--- start MATERIAL PROVIDED ---

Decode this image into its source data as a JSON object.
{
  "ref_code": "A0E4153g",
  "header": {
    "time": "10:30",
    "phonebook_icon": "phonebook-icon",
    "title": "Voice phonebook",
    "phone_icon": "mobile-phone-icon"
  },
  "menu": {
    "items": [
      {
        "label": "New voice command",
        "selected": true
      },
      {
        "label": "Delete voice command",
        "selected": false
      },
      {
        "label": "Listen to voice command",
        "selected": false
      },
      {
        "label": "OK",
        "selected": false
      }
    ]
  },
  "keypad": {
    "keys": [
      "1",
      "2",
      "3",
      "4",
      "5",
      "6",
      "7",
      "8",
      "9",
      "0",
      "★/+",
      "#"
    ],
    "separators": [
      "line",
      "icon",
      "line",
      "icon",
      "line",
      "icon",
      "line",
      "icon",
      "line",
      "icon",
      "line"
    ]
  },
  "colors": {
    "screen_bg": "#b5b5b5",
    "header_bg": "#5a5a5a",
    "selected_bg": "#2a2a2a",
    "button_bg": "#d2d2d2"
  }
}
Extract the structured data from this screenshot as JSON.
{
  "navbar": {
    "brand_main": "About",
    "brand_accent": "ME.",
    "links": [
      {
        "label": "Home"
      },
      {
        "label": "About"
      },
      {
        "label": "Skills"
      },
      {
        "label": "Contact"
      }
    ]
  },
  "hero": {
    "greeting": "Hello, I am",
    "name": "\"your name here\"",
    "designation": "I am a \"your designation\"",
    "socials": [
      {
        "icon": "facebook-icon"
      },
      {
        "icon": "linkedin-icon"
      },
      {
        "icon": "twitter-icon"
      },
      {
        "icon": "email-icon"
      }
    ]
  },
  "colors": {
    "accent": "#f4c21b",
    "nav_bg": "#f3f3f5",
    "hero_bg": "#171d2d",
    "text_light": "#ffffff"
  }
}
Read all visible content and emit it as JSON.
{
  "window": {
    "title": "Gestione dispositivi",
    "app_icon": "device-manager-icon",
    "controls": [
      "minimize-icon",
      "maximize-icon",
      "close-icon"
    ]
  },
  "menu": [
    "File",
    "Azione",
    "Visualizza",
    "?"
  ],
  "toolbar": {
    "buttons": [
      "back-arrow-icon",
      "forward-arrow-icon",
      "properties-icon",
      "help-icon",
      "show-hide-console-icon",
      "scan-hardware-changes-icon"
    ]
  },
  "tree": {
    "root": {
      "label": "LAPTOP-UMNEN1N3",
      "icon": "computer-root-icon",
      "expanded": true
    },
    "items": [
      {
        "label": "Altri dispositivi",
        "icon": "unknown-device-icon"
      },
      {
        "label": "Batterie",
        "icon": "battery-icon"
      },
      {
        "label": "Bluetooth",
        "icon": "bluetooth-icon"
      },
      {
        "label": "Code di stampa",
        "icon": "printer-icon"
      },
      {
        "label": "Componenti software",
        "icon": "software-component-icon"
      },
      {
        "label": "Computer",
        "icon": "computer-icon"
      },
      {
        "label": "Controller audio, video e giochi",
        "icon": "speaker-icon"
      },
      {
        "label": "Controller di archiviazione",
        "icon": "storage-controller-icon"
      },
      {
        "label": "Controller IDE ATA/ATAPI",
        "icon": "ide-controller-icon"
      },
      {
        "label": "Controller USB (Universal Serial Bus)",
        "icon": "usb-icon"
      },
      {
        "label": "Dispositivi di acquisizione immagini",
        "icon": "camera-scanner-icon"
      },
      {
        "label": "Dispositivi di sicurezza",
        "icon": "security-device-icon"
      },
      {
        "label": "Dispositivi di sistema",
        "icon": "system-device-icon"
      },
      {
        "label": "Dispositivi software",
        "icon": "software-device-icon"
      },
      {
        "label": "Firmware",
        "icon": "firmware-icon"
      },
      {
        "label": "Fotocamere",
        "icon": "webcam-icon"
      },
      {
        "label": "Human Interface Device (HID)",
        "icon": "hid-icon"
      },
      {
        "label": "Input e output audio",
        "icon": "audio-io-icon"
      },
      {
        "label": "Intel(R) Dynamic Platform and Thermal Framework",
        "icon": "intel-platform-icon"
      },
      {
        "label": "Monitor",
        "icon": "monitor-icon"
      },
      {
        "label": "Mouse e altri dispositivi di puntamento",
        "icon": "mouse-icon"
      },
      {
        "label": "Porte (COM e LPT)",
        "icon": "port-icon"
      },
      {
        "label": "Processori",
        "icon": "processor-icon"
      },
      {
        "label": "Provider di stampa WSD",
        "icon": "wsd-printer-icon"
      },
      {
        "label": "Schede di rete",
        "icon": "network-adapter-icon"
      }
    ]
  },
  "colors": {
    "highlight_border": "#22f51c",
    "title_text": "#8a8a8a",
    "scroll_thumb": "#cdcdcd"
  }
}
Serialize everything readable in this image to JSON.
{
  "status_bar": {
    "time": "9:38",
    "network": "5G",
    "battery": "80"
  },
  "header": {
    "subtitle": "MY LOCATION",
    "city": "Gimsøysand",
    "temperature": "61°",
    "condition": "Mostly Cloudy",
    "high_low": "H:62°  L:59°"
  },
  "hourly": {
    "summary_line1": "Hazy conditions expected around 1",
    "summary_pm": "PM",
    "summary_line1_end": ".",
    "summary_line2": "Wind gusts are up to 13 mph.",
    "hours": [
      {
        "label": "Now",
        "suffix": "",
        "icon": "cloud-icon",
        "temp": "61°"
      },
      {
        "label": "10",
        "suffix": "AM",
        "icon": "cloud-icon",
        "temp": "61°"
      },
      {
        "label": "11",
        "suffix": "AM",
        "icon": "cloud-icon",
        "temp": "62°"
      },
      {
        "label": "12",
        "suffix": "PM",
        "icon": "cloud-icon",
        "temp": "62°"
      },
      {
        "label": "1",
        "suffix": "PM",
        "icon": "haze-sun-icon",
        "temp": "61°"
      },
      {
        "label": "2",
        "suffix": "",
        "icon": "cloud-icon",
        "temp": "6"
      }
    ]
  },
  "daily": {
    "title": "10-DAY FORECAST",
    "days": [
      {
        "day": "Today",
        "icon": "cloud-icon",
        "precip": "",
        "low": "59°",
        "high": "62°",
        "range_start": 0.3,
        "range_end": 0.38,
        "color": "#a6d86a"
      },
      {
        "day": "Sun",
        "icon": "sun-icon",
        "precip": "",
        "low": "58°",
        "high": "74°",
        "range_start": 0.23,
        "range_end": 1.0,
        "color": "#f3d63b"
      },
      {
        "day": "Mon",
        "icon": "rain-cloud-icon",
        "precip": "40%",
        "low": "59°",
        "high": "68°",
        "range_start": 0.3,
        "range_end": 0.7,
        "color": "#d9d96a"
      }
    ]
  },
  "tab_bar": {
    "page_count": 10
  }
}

--- end MATERIAL PROVIDED ---

§ **PROBLEM DETAILS**
Retype all the records, matching them exactly.

§ **FINISHED EXERCISE**
Decode this image into its source data as a JSON object.
{
  "ref_code": "A0E4153g",
  "header": {
    "time": "10:30",
    "phonebook_icon": "phonebook-icon",
    "title": "Voice phonebook",
    "phone_icon": "mobile-phone-icon"
  },
  "menu": {
    "items": [
      {
        "label": "New voice command",
        "selected": true
      },
      {
        "label": "Delete voice command",
        "selected": false
      },
      {
        "label": "Listen to voice command",
        "selected": false
      },
      {
        "label": "OK",
        "selected": false
      }
    ]
  },
  "keypad": {
    "keys": [
      "1",
      "2",
      "3",
      "4",
      "5",
      "6",
      "7",
      "8",
      "9",
      "0",
      "★/+",
      "#"
    ],
    "separators": [
      "line",
      "icon",
      "line",
      "icon",
      "line",
      "icon",
      "line",
      "icon",
      "line",
      "icon",
      "line"
    ]
  },
  "colors": {
    "screen_bg": "#b5b5b5",
    "header_bg": "#5a5a5a",
    "selected_bg": "#2a2a2a",
    "button_bg": "#d2d2d2"
  }
}
Extract the structured data from this screenshot as JSON.
{
  "navbar": {
    "brand_main": "About",
    "brand_accent": "ME.",
    "links": [
      {
        "label": "Home"
      },
      {
        "label": "About"
      },
      {
        "label": "Skills"
      },
      {
        "label": "Contact"
      }
    ]
  },
  "hero": {
    "greeting": "Hello, I am",
    "name": "\"your name here\"",
    "designation": "I am a \"your designation\"",
    "socials": [
      {
        "icon": "facebook-icon"
      },
      {
        "icon": "linkedin-icon"
      },
      {
        "icon": "twitter-icon"
      },
      {
        "icon": "email-icon"
      }
    ]
  },
  "colors": {
    "accent": "#f4c21b",
    "nav_bg": "#f3f3f5",
    "hero_bg": "#171d2d",
    "text_light": "#ffffff"
  }
}
Read all visible content and emit it as JSON.
{
  "window": {
    "title": "Gestione dispositivi",
    "app_icon": "device-manager-icon",
    "controls": [
      "minimize-icon",
      "maximize-icon",
      "close-icon"
    ]
  },
  "menu": [
    "File",
    "Azione",
    "Visualizza",
    "?"
  ],
  "toolbar": {
    "buttons": [
      "back-arrow-icon",
      "forward-arrow-icon",
      "properties-icon",
      "help-icon",
      "show-hide-console-icon",
      "scan-hardware-changes-icon"
    ]
  },
  "tree": {
    "root": {
      "label": "LAPTOP-UMNEN1N3",
      "icon": "computer-root-icon",
      "expanded": true
    },
    "items": [
      {
        "label": "Altri dispositivi",
        "icon": "unknown-device-icon"
      },
      {
        "label": "Batterie",
        "icon": "battery-icon"
      },
      {
        "label": "Bluetooth",
        "icon": "bluetooth-icon"
      },
      {
        "label": "Code di stampa",
        "icon": "printer-icon"
      },
      {
        "label": "Componenti software",
        "icon": "software-component-icon"
      },
      {
        "label": "Computer",
        "icon": "computer-icon"
      },
      {
        "label": "Controller audio, video e giochi",
        "icon": "speaker-icon"
      },
      {
        "label": "Controller di archiviazione",
        "icon": "storage-controller-icon"
      },
      {
        "label": "Controller IDE ATA/ATAPI",
        "icon": "ide-controller-icon"
      },
      {
        "label": "Controller USB (Universal Serial Bus)",
        "icon": "usb-icon"
      },
      {
        "label": "Dispositivi di acquisizione immagini",
        "icon": "camera-scanner-icon"
      },
      {
        "label": "Dispositivi di sicurezza",
        "icon": "security-device-icon"
      },
      {
        "label": "Dispositivi di sistema",
        "icon": "system-device-icon"
      },
      {
        "label": "Dispositivi software",
        "icon": "software-device-icon"
      },
      {
        "label": "Firmware",
        "icon": "firmware-icon"
      },
      {
        "label": "Fotocamere",
        "icon": "webcam-icon"
      },
      {
        "label": "Human Interface Device (HID)",
        "icon": "hid-icon"
      },
      {
        "label": "Input e output audio",
        "icon": "audio-io-icon"
      },
      {
        "label": "Intel(R) Dynamic Platform and Thermal Framework",
        "icon": "intel-platform-icon"
      },
      {
        "label": "Monitor",
        "icon": "monitor-icon"
      },
      {
        "label": "Mouse e altri dispositivi di puntamento",
        "icon": "mouse-icon"
      },
      {
        "label": "Porte (COM e LPT)",
        "icon": "port-icon"
      },
      {
        "label": "Processori",
        "icon": "processor-icon"
      },
      {
        "label": "Provider di stampa WSD",
        "icon": "wsd-printer-icon"
      },
      {
        "label": "Schede di rete",
        "icon": "network-adapter-icon"
      }
    ]
  },
  "colors": {
    "highlight_border": "#22f51c",
    "title_text": "#8a8a8a",
    "scroll_thumb": "#cdcdcd"
  }
}
Serialize everything readable in this image to JSON.
{
  "status_bar": {
    "time": "9:38",
    "network": "5G",
    "battery": "80"
  },
  "header": {
    "subtitle": "MY LOCATION",
    "city": "Gimsøysand",
    "temperature": "61°",
    "condition": "Mostly Cloudy",
    "high_low": "H:62°  L:59°"
  },
  "hourly": {
    "summary_line1": "Hazy conditions expected around 1",
    "summary_pm": "PM",
    "summary_line1_end": ".",
    "summary_line2": "Wind gusts are up to 13 mph.",
    "hours": [
      {
        "label": "Now",
        "suffix": "",
        "icon": "cloud-icon",
        "temp": "61°"
      },
      {
        "label": "10",
        "suffix": "AM",
        "icon": "cloud-icon",
        "temp": "61°"
      },
      {
        "label": "11",
        "suffix": "AM",
        "icon": "cloud-icon",
        "temp": "62°"
      },
      {
        "label": "12",
        "suffix": "PM",
        "icon": "cloud-icon",
        "temp": "62°"
      },
      {
        "label": "1",
        "suffix": "PM",
        "icon": "haze-sun-icon",
        "temp": "61°"
      },
      {
        "label": "2",
        "suffix": "",
        "icon": "cloud-icon",
        "temp": "6"
      }
    ]
  },
  "daily": {
    "title": "10-DAY FORECAST",
    "days": [
      {
        "day": "Today",
        "icon": "cloud-icon",
        "precip": "",
        "low": "59°",
        "high": "62°",
        "range_start": 0.3,
        "range_end": 0.38,
        "color": "#a6d86a"
      },
      {
        "day": "Sun",
        "icon": "sun-icon",
        "precip": "",
        "low": "58°",
        "high": "74°",
        "range_start": 0.23,
        "range_end": 1.0,
        "color": "#f3d63b"
      },
      {
        "day": "Mon",
        "icon": "rain-cloud-icon",
        "precip": "40%",
        "low": "59°",
        "high": "68°",
        "range_start": 0.3,
        "range_end": 0.7,
        "color": "#d9d96a"
      }
    ]
  },
  "tab_bar": {
    "page_count": 10
  }
}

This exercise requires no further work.